WHAT IS EXPECTED:
Extract the full set of records that follows, word for word.
<<<<
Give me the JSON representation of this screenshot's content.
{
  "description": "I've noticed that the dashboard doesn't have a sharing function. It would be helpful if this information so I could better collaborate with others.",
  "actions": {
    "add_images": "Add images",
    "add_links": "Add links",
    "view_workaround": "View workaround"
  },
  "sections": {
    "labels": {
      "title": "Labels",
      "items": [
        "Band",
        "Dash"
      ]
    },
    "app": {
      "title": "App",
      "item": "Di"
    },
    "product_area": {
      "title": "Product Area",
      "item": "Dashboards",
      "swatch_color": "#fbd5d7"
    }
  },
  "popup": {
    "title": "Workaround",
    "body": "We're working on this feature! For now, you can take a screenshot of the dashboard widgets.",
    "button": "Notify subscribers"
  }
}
>>>>
RESPONSE TO THIS TASK:
Give me the JSON representation of this screenshot's content.
{
  "description": "I've noticed that the dashboard doesn't have a sharing function. It would be helpful if this information so I could better collaborate with others.",
  "actions": {
    "add_images": "Add images",
    "add_links": "Add links",
    "view_workaround": "View workaround"
  },
  "sections": {
    "labels": {
      "title": "Labels",
      "items": [
        "Band",
        "Dash"
      ]
    },
    "app": {
      "title": "App",
      "item": "Di"
    },
    "product_area": {
      "title": "Product Area",
      "item": "Dashboards",
      "swatch_color": "#fbd5d7"
    }
  },
  "popup": {
    "title": "Workaround",
    "body": "We're working on this feature! For now, you can take a screenshot of the dashboard widgets.",
    "button": "Notify subscribers"
  }
}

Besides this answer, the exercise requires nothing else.